What is asked » Reproduce every entry exactly.
### The data
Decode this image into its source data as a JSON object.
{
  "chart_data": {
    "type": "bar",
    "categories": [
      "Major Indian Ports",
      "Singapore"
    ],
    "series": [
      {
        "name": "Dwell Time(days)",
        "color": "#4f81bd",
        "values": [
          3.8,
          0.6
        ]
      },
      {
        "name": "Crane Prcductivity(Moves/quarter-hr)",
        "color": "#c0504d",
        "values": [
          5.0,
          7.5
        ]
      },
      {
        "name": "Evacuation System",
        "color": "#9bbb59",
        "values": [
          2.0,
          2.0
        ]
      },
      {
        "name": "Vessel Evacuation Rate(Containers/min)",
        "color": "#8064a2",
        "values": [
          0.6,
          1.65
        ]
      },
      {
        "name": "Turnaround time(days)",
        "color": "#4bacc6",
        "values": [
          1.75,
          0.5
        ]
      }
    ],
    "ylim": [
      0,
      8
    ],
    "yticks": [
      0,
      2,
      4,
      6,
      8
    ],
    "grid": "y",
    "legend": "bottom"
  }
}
######
Task response »
Decode this image into its source data as a JSON object.
{
  "chart_data": {
    "type": "bar",
    "categories": [
      "Major Indian Ports",
      "Singapore"
    ],
    "series": [
      {
        "name": "Dwell Time(days)",
        "color": "#4f81bd",
        "values": [
          3.8,
          0.6
        ]
      },
      {
        "name": "Crane Prcductivity(Moves/quarter-hr)",
        "color": "#c0504d",
        "values": [
          5.0,
          7.5
        ]
      },
      {
        "name": "Evacuation System",
        "color": "#9bbb59",
        "values": [
          2.0,
          2.0
        ]
      },
      {
        "name": "Vessel Evacuation Rate(Containers/min)",
        "color": "#8064a2",
        "values": [
          0.6,
          1.65
        ]
      },
      {
        "name": "Turnaround time(days)",
        "color": "#4bacc6",
        "values": [
          1.75,
          0.5
        ]
      }
    ],
    "ylim": [
      0,
      8
    ],
    "yticks": [
      0,
      2,
      4,
      6,
      8
    ],
    "grid": "y",
    "legend": "bottom"
  }
}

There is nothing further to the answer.